Supplied material -
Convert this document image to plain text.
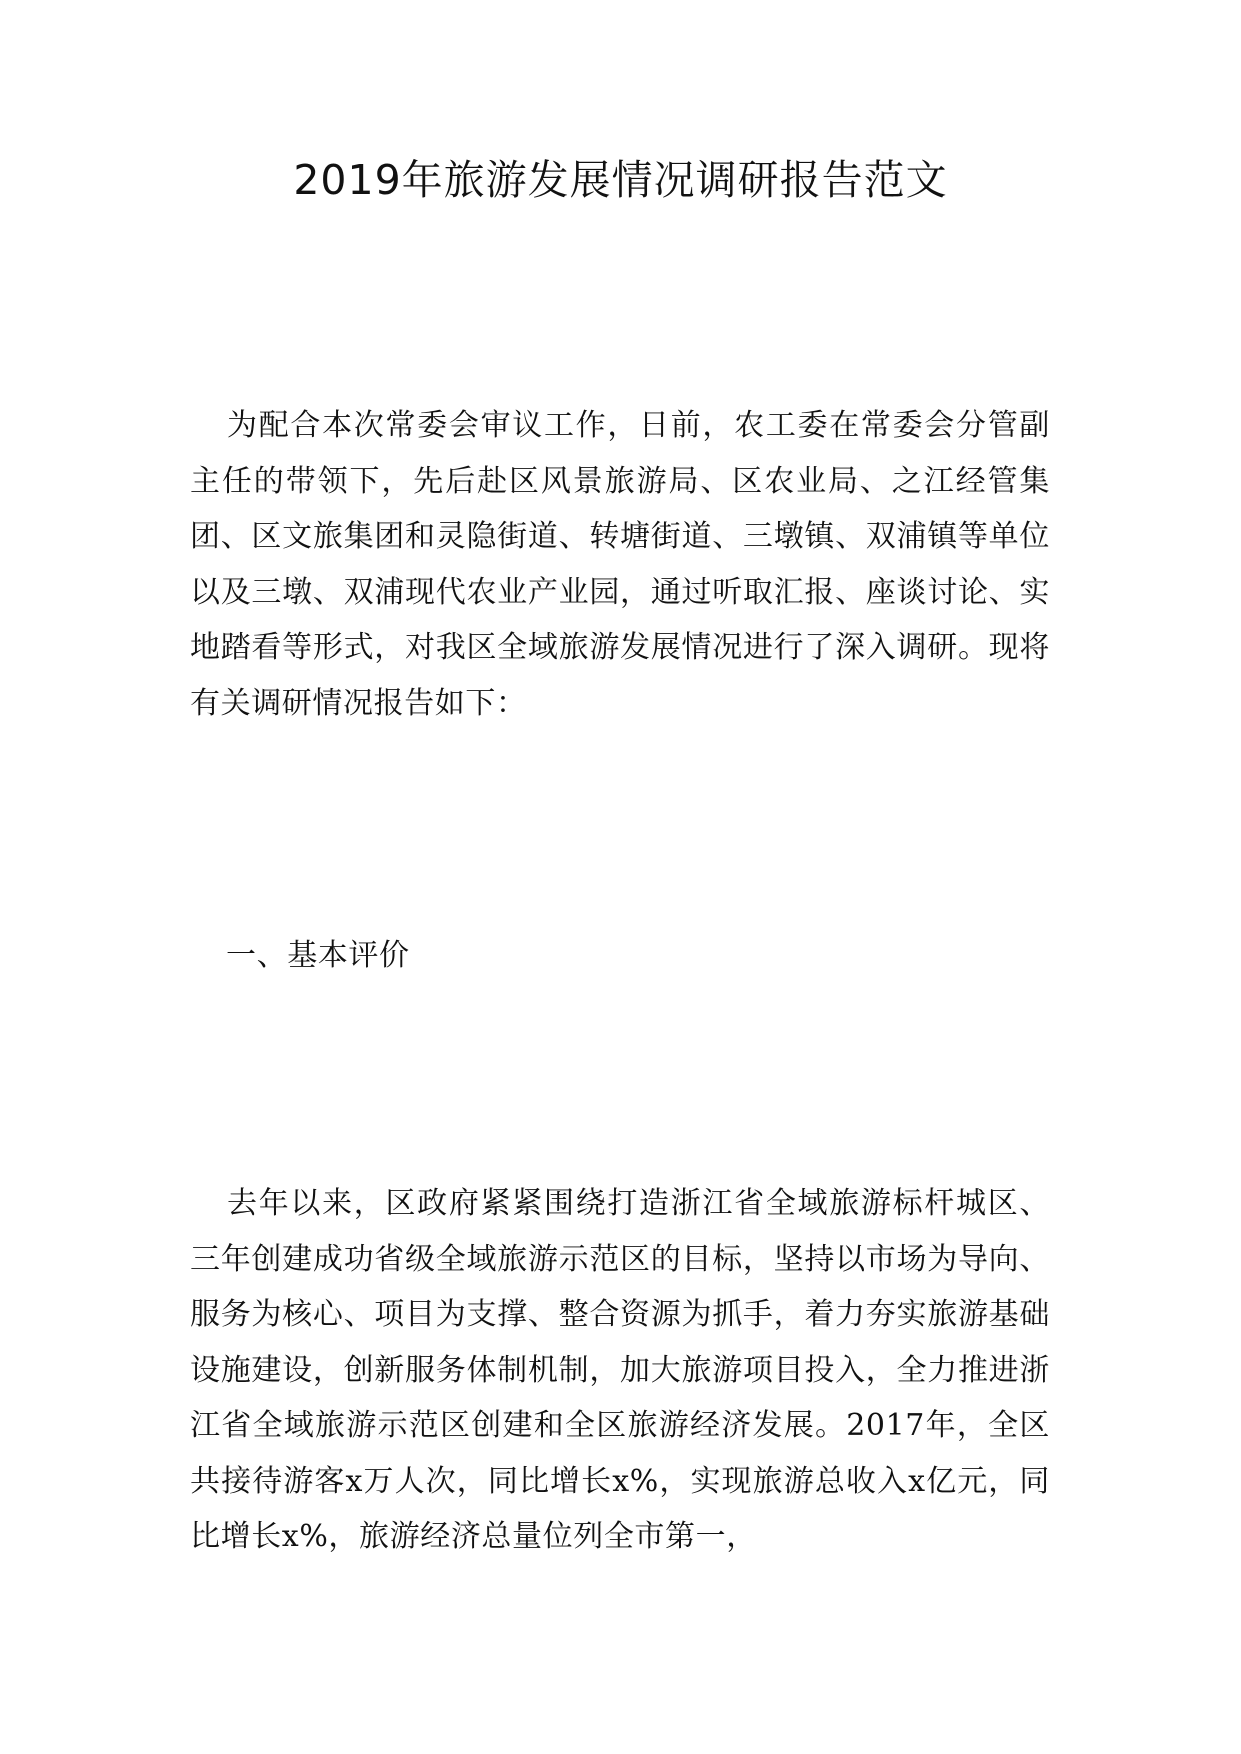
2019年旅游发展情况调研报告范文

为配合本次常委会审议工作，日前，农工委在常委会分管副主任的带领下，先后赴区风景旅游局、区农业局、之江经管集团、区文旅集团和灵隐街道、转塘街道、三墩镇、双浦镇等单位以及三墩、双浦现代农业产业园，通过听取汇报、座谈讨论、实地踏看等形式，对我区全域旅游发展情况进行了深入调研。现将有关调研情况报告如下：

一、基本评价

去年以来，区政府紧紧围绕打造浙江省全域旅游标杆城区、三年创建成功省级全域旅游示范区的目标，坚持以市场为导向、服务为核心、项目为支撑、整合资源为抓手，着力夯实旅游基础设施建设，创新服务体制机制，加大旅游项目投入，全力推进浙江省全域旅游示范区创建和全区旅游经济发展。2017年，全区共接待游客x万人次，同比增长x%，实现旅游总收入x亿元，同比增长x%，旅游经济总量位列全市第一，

Challenge -
Transcribe the records above verbatim. Do not carry over any picture.

Output -
Convert this document image to plain text.
2019年旅游发展情况调研报告范文

为配合本次常委会审议工作，日前，农工委在常委会分管副主任的带领下，先后赴区风景旅游局、区农业局、之江经管集团、区文旅集团和灵隐街道、转塘街道、三墩镇、双浦镇等单位以及三墩、双浦现代农业产业园，通过听取汇报、座谈讨论、实地踏看等形式，对我区全域旅游发展情况进行了深入调研。现将有关调研情况报告如下：

一、基本评价

去年以来，区政府紧紧围绕打造浙江省全域旅游标杆城区、三年创建成功省级全域旅游示范区的目标，坚持以市场为导向、服务为核心、项目为支撑、整合资源为抓手，着力夯实旅游基础设施建设，创新服务体制机制，加大旅游项目投入，全力推进浙江省全域旅游示范区创建和全区旅游经济发展。2017年，全区共接待游客x万人次，同比增长x%，实现旅游总收入x亿元，同比增长x%，旅游经济总量位列全市第一，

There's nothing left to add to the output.